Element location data
--- begin ---

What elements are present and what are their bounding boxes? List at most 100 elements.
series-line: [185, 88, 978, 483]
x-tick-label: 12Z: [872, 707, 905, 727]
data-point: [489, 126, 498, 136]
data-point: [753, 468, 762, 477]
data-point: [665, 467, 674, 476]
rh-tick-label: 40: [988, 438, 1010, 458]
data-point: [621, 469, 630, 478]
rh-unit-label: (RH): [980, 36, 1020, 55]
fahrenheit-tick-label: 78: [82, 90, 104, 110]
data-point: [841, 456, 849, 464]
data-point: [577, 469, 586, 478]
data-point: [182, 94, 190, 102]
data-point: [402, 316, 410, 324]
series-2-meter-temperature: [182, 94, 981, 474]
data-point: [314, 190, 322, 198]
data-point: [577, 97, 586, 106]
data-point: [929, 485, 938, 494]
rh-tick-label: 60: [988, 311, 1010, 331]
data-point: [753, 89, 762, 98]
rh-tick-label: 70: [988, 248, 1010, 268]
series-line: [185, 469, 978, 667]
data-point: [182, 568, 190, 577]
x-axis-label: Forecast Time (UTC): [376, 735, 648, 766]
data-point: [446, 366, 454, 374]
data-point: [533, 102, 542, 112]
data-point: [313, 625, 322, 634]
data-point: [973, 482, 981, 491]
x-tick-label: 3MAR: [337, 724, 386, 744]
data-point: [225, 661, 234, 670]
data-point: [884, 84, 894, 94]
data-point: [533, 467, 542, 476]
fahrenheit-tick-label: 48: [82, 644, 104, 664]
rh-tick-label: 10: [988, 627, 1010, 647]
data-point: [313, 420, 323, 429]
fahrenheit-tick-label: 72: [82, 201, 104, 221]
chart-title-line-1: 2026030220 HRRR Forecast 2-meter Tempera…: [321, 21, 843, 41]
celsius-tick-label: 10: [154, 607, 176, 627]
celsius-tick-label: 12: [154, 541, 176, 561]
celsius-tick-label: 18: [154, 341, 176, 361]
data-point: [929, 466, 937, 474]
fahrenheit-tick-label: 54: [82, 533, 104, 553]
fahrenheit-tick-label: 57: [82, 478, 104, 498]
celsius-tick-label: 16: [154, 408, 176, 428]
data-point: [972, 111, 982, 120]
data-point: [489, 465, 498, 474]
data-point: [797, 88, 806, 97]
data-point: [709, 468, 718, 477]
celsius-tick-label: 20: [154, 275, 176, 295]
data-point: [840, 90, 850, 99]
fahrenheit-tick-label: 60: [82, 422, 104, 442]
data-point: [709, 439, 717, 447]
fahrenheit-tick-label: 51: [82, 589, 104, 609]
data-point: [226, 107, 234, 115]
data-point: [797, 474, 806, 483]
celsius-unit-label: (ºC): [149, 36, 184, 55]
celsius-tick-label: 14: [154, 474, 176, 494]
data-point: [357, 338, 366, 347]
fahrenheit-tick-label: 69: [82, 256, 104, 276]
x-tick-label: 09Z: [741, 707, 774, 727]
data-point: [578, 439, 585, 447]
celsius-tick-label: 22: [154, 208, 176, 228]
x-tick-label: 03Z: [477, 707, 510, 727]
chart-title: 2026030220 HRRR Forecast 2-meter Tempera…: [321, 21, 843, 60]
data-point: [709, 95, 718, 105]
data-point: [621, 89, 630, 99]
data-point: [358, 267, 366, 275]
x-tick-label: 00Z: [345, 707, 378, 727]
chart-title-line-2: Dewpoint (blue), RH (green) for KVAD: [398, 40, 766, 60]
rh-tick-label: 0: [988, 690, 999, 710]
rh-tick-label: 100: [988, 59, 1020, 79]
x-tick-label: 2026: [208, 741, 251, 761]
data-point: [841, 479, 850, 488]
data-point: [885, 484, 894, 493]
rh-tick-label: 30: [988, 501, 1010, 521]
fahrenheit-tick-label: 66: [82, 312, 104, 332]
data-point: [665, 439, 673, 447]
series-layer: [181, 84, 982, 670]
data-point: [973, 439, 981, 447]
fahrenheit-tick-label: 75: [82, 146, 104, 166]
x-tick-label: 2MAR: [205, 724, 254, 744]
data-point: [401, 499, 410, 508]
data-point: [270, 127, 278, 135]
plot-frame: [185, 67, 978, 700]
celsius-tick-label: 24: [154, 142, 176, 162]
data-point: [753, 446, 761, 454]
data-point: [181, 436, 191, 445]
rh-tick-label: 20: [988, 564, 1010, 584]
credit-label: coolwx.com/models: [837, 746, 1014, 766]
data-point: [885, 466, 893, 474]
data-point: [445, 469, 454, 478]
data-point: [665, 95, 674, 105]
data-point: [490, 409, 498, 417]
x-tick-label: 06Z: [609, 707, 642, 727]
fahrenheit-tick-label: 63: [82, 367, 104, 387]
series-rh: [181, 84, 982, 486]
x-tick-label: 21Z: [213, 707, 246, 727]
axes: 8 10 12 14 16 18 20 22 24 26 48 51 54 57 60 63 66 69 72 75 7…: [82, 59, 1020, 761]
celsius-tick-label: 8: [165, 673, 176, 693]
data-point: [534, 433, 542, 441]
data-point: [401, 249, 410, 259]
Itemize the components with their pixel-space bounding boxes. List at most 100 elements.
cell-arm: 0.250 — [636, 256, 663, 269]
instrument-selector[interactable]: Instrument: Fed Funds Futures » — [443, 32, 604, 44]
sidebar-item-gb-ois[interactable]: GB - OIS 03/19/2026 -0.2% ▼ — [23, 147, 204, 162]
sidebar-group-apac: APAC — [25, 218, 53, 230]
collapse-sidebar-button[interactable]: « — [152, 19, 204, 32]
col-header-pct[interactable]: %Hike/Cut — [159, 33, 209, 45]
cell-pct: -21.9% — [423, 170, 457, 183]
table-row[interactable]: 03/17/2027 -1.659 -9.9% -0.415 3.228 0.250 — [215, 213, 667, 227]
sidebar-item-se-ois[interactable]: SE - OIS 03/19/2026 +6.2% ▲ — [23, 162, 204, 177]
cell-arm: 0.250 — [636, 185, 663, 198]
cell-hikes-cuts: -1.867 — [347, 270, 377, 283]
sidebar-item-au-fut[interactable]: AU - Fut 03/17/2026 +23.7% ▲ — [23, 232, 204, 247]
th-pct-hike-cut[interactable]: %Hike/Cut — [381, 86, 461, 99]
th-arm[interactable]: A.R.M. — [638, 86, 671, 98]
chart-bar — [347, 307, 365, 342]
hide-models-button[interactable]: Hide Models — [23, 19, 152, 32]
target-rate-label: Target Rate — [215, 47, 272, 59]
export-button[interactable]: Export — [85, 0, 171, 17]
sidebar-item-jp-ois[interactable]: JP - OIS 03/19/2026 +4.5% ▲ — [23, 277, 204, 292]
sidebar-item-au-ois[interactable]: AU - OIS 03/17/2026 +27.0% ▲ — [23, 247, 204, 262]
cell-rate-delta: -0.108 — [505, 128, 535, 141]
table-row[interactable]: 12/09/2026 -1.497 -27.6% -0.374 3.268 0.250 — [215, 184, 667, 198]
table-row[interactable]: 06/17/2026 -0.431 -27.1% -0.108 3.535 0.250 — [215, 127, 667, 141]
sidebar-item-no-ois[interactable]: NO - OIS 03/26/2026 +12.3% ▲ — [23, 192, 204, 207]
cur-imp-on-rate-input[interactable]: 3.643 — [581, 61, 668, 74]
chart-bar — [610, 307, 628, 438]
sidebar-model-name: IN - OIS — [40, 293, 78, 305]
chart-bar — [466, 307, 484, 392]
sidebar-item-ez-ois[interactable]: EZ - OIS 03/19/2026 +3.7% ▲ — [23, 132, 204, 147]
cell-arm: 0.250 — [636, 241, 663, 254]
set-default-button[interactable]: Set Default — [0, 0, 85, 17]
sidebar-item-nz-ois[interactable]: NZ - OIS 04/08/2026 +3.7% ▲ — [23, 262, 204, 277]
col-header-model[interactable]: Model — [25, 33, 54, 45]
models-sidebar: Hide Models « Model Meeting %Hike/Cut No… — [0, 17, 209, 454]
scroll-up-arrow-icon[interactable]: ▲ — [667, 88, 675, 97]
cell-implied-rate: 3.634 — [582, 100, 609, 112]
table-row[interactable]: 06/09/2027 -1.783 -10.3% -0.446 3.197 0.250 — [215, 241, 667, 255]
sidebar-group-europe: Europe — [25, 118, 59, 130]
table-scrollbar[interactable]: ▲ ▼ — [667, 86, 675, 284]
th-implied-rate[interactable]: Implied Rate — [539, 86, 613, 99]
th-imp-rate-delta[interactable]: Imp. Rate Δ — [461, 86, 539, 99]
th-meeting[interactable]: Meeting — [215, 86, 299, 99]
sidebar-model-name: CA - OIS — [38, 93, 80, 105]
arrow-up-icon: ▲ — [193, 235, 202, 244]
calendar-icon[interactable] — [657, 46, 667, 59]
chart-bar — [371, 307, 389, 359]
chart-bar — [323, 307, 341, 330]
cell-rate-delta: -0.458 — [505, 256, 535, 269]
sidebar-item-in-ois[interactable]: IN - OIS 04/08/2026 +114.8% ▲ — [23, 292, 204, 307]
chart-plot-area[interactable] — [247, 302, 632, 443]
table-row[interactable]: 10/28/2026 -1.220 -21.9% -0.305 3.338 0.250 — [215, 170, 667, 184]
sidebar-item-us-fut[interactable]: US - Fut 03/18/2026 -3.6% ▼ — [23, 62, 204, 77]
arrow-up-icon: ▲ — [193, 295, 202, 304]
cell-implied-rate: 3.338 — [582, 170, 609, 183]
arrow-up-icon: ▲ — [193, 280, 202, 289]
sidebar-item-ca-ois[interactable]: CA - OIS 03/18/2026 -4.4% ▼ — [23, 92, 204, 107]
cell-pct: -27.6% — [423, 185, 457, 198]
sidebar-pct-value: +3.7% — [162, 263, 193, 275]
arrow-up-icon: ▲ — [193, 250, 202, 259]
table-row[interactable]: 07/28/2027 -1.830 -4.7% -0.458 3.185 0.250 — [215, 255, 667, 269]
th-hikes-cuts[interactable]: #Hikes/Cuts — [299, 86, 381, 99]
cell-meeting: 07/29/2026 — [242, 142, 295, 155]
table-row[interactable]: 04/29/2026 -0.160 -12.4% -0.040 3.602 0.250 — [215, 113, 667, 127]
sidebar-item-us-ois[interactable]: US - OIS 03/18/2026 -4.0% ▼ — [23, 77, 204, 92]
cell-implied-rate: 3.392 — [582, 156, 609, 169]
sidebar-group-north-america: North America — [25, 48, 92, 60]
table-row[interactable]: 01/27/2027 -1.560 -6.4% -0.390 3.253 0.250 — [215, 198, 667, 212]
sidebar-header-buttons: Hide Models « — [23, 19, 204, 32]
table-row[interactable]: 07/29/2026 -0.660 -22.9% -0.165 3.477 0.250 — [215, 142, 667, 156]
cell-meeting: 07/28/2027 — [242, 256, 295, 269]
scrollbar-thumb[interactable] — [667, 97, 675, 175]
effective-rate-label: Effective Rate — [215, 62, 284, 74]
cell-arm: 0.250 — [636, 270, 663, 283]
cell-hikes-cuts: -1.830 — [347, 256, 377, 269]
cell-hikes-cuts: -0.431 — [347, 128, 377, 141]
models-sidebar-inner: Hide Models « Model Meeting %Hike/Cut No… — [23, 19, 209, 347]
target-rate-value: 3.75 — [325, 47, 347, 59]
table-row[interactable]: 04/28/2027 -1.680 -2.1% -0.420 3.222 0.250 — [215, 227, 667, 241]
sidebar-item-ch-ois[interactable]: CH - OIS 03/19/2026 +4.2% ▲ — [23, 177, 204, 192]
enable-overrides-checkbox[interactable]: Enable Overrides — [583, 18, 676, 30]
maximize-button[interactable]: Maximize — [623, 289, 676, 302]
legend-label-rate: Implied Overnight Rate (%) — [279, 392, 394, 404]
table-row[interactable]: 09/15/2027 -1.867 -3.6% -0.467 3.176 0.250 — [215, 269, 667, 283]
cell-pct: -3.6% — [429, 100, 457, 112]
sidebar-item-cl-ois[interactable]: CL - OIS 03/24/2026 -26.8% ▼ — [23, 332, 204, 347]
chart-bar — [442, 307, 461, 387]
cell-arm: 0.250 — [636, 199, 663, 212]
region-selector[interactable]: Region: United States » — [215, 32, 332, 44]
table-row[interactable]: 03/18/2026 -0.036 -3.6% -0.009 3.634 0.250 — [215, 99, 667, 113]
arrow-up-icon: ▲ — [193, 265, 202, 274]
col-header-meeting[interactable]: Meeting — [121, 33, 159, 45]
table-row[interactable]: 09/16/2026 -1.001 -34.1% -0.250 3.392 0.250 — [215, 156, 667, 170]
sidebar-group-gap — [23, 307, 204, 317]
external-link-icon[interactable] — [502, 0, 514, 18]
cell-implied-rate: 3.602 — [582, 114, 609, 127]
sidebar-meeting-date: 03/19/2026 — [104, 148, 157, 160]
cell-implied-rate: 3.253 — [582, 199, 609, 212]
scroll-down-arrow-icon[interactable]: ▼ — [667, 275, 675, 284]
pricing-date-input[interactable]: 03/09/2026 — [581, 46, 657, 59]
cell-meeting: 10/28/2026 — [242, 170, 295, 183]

--- end ---

EXERCISE DETAILS.
From the first of the items above through the line containing "data-point: [533, 102, 542, 112]", copy every line again with "series-line" switched to "trend-line" and nothing else altered.

RESULT OF THE EXERCISE.
What elements are present and what are their bounding boxes? List at most 100 elements.
trend-line: [185, 88, 978, 483]
x-tick-label: 12Z: [872, 707, 905, 727]
data-point: [489, 126, 498, 136]
data-point: [753, 468, 762, 477]
data-point: [665, 467, 674, 476]
rh-tick-label: 40: [988, 438, 1010, 458]
data-point: [621, 469, 630, 478]
rh-unit-label: (RH): [980, 36, 1020, 55]
fahrenheit-tick-label: 78: [82, 90, 104, 110]
data-point: [841, 456, 849, 464]
data-point: [577, 469, 586, 478]
data-point: [182, 94, 190, 102]
data-point: [402, 316, 410, 324]
series-2-meter-temperature: [182, 94, 981, 474]
data-point: [314, 190, 322, 198]
data-point: [577, 97, 586, 106]
data-point: [929, 485, 938, 494]
rh-tick-label: 60: [988, 311, 1010, 331]
data-point: [753, 89, 762, 98]
rh-tick-label: 70: [988, 248, 1010, 268]
trend-line: [185, 469, 978, 667]
data-point: [182, 568, 190, 577]
x-axis-label: Forecast Time (UTC): [376, 735, 648, 766]
data-point: [446, 366, 454, 374]
data-point: [533, 102, 542, 112]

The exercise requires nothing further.